Exercise goal = Take every line from the listing below that contains "Kerkrade".

+--

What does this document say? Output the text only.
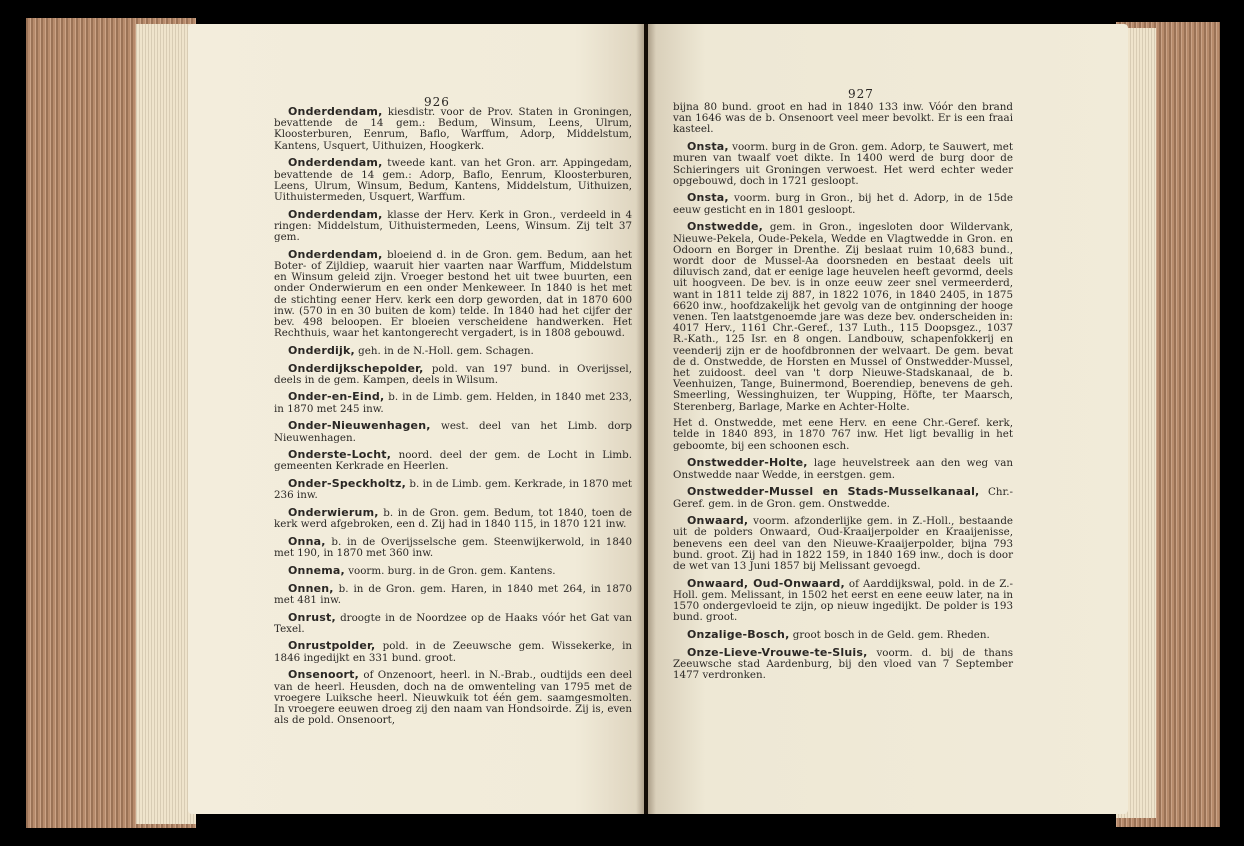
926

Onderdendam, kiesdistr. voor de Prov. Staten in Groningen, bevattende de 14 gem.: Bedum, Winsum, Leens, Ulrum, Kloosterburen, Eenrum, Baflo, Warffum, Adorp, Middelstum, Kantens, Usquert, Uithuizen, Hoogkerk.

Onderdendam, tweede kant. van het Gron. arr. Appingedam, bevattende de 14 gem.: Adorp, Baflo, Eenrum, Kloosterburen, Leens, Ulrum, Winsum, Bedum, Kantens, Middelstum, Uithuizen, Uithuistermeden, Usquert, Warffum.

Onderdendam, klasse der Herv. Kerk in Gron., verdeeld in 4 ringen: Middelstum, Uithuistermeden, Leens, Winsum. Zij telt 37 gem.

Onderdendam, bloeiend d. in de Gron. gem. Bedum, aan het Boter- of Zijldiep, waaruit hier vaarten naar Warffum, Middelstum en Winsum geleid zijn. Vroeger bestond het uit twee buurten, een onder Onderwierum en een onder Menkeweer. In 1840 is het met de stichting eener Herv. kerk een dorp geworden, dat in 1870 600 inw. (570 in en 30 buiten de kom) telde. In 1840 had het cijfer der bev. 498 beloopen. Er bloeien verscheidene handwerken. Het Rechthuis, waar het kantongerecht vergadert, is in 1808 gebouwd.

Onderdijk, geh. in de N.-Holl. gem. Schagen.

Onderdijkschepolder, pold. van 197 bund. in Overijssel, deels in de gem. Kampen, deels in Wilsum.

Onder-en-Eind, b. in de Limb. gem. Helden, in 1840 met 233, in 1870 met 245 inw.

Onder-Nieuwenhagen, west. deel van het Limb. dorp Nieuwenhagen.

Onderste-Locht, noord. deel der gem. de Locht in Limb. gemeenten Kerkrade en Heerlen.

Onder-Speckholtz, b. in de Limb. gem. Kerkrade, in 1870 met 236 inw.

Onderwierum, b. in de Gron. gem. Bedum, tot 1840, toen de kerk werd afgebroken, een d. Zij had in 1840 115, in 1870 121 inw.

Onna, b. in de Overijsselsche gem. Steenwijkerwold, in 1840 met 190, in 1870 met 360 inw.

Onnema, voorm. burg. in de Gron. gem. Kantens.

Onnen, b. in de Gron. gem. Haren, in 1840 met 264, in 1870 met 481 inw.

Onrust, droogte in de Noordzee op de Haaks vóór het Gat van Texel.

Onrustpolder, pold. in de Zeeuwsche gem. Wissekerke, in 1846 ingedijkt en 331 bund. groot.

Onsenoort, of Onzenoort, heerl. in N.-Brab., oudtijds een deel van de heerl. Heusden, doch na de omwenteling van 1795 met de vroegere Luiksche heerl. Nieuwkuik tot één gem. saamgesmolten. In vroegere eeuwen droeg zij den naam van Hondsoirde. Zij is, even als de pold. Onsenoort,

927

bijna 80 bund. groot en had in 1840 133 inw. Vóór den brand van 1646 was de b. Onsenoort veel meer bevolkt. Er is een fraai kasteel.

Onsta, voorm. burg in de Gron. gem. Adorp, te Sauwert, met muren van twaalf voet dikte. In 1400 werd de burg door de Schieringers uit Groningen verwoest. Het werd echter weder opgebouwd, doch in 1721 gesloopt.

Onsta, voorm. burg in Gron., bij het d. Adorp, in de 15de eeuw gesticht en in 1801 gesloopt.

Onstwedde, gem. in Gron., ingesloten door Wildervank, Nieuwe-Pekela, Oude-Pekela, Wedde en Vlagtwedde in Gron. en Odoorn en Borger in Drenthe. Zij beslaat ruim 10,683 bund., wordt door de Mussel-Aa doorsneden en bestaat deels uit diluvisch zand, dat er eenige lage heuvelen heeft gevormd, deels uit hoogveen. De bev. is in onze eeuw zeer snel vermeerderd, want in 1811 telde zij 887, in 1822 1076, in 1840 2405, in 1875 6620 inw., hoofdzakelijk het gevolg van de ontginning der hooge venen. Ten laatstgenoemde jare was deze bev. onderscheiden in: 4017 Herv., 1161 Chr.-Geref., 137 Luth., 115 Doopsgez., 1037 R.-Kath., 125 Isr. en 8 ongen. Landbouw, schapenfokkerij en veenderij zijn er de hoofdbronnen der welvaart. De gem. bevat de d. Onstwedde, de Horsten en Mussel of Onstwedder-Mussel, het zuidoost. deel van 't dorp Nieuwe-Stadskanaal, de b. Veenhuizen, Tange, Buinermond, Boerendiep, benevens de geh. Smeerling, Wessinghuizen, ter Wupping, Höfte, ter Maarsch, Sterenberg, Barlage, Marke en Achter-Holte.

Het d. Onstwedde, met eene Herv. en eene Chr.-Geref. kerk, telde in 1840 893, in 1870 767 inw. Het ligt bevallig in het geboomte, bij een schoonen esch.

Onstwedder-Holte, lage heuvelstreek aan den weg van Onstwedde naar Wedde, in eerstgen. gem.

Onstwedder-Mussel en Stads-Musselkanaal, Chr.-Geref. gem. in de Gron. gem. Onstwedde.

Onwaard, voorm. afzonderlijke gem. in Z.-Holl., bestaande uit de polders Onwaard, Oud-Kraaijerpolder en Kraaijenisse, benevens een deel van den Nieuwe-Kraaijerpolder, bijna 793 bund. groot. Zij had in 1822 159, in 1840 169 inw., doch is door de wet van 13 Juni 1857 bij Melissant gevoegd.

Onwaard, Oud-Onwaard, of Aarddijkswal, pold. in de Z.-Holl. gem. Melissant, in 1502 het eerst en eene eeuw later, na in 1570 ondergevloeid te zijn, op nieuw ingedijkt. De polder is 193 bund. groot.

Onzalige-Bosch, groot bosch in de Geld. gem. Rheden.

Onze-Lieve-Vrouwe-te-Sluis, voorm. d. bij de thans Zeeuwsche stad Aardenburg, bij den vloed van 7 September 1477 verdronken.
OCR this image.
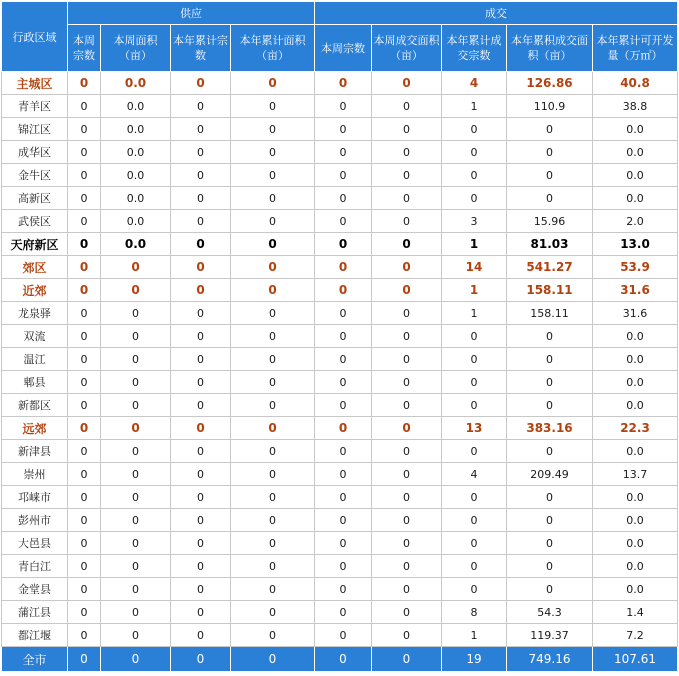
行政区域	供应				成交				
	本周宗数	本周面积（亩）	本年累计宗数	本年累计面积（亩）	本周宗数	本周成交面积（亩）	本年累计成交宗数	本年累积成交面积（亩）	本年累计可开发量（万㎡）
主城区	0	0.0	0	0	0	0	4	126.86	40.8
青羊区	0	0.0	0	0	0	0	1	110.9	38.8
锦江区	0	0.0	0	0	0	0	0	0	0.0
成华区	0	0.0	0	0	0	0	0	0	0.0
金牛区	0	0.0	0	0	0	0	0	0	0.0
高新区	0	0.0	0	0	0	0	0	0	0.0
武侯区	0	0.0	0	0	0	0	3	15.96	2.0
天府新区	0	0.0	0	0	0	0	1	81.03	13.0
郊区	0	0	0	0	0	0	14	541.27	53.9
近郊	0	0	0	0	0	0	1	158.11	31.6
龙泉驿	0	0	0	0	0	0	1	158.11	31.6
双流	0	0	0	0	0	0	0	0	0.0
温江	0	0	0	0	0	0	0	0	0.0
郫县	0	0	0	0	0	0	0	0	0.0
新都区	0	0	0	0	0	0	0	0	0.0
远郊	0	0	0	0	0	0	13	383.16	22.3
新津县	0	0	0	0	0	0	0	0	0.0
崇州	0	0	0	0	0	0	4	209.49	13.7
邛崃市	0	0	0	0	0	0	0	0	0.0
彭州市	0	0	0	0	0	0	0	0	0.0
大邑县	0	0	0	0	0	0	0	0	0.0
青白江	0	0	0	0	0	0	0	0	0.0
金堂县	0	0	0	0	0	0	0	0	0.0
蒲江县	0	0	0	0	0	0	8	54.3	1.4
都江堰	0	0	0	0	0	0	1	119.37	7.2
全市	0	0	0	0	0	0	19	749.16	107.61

+--

The reply =
Onderste-Locht, noord. deel der gem. de Locht in Limb. gemeenten Kerkrade en Heerlen.
Onder-Speckholtz, b. in de Limb. gem. Kerkrade, in 1870 met 236 inw.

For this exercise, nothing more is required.